Directive: Which lines in the records below contain the word "than"? Copy each of them.

[Begin]

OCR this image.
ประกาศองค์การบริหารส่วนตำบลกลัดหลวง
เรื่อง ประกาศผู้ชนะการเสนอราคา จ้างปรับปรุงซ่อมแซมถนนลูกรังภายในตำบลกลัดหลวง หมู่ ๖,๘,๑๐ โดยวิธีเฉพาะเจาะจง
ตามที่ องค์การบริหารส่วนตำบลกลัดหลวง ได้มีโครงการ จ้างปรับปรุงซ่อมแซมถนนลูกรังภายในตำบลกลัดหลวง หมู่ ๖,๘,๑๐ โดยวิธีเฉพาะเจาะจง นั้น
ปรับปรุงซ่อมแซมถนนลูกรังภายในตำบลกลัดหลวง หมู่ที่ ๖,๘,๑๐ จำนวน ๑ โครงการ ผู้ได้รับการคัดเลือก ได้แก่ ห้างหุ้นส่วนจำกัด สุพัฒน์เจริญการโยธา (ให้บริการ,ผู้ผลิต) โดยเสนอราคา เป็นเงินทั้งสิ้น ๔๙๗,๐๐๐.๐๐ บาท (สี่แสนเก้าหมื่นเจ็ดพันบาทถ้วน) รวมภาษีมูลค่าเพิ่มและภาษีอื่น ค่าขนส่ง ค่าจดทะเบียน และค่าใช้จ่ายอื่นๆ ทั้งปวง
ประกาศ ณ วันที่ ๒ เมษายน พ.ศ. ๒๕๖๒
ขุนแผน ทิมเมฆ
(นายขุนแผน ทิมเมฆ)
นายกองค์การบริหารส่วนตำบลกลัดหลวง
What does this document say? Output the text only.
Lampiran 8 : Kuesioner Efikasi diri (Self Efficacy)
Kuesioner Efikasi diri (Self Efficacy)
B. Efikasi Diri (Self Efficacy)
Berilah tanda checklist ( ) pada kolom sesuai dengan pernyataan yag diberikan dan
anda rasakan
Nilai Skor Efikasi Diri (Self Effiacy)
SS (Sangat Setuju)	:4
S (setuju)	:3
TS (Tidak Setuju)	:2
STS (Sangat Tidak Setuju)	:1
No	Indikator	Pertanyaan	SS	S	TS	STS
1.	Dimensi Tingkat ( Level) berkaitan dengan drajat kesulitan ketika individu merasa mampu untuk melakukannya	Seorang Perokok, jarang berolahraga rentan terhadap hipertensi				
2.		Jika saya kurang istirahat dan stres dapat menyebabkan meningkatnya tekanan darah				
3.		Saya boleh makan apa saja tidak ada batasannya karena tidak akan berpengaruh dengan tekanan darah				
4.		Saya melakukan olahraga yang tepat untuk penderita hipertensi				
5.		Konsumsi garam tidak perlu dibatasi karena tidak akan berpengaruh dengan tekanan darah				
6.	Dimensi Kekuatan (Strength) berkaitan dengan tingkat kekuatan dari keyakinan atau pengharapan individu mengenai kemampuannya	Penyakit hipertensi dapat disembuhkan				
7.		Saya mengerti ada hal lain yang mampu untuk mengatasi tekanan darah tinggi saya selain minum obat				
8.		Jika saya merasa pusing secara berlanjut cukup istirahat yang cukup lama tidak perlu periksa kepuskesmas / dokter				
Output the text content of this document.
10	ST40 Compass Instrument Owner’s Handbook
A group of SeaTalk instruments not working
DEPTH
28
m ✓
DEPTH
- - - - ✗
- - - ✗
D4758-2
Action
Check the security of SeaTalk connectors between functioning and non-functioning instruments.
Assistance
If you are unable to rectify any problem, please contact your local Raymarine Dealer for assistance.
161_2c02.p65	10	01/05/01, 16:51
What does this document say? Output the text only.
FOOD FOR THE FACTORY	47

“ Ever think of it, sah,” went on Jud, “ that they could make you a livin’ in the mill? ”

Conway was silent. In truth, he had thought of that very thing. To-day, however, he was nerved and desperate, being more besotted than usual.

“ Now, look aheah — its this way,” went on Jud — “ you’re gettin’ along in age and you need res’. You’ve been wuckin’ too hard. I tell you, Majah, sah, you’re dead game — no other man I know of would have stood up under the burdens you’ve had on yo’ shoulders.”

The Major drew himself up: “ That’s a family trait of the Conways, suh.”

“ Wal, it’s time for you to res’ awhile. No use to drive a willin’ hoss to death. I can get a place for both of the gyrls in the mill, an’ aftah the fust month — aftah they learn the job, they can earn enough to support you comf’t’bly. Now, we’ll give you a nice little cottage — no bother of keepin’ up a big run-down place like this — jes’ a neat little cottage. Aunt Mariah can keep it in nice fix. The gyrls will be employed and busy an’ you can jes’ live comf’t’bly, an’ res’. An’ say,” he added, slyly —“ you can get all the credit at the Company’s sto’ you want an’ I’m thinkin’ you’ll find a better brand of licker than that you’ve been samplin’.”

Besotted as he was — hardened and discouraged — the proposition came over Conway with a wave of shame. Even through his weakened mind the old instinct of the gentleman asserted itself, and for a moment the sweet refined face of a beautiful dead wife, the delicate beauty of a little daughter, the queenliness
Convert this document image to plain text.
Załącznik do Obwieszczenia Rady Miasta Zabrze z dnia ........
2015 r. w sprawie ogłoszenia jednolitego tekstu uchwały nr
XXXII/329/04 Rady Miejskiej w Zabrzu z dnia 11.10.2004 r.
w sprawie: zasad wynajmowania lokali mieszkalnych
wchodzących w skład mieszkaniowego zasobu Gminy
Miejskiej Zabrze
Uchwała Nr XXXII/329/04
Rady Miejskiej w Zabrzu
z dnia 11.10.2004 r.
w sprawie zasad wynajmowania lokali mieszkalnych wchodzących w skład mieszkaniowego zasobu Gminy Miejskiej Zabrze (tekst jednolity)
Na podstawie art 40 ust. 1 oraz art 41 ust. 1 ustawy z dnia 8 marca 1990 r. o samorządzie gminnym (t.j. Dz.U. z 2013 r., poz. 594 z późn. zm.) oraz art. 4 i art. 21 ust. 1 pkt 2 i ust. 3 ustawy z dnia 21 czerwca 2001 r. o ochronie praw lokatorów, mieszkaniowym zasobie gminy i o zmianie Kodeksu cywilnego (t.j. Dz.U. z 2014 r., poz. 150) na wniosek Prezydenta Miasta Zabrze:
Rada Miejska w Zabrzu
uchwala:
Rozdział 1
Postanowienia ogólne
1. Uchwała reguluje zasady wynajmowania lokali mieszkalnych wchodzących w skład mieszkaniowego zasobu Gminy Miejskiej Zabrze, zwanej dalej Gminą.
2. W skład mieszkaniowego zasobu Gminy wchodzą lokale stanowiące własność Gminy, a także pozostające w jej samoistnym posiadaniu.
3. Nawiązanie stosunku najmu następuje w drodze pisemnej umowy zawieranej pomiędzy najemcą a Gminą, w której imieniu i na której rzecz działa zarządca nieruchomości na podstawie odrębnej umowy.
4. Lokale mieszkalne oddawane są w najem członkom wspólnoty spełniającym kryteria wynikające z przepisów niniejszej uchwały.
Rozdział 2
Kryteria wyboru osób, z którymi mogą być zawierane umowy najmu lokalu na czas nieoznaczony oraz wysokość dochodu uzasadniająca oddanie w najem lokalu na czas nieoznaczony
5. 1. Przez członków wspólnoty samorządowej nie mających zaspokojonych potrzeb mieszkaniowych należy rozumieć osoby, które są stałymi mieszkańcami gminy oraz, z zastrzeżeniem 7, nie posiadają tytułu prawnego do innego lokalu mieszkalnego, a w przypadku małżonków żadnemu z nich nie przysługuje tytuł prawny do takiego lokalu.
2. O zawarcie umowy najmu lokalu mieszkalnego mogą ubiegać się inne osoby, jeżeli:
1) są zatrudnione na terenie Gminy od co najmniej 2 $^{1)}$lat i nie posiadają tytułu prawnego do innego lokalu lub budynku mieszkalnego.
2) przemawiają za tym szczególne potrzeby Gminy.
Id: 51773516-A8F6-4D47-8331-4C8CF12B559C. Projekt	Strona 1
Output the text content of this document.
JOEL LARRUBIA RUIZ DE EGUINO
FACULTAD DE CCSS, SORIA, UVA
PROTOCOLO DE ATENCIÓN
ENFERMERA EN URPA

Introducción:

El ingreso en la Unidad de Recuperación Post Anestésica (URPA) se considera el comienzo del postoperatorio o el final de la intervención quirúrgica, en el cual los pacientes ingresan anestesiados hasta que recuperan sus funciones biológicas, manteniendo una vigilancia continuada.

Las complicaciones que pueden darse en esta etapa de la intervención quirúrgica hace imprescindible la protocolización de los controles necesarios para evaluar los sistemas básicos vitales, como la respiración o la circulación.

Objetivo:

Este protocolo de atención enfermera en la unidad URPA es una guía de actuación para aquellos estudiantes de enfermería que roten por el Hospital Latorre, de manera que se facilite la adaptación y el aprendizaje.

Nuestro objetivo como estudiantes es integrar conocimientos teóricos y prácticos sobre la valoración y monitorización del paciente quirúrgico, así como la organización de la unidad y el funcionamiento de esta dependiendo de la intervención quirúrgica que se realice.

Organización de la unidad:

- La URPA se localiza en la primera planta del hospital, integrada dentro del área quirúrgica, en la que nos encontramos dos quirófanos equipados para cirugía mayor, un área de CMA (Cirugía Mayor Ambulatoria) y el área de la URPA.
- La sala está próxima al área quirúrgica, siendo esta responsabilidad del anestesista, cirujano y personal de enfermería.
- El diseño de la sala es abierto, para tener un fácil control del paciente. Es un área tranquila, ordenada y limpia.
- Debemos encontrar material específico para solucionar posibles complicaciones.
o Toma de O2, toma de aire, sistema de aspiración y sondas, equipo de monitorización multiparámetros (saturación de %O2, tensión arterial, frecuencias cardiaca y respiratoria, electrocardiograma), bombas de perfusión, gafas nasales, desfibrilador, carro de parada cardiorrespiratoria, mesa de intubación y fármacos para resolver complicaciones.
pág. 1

[End]

Worked answer:
Conway was silent. In truth, he had thought of that very thing. To-day, however, he was nerved and desperate, being more besotted than usual.
“ Wal, it’s time for you to res’ awhile. No use to drive a willin’ hoss to death. I can get a place for both of the gyrls in the mill, an’ aftah the fust month — aftah they learn the job, they can earn enough to support you comf’t’bly. Now, we’ll give you a nice little cottage — no bother of keepin’ up a big run-down place like this — jes’ a neat little cottage. Aunt Mariah can keep it in nice fix. The gyrls will be employed and busy an’ you can jes’ live comf’t’bly, an’ res’. An’ say,” he added, slyly —“ you can get all the credit at the Company’s sto’ you want an’ I’m thinkin’ you’ll find a better brand of licker than that you’ve been samplin’.”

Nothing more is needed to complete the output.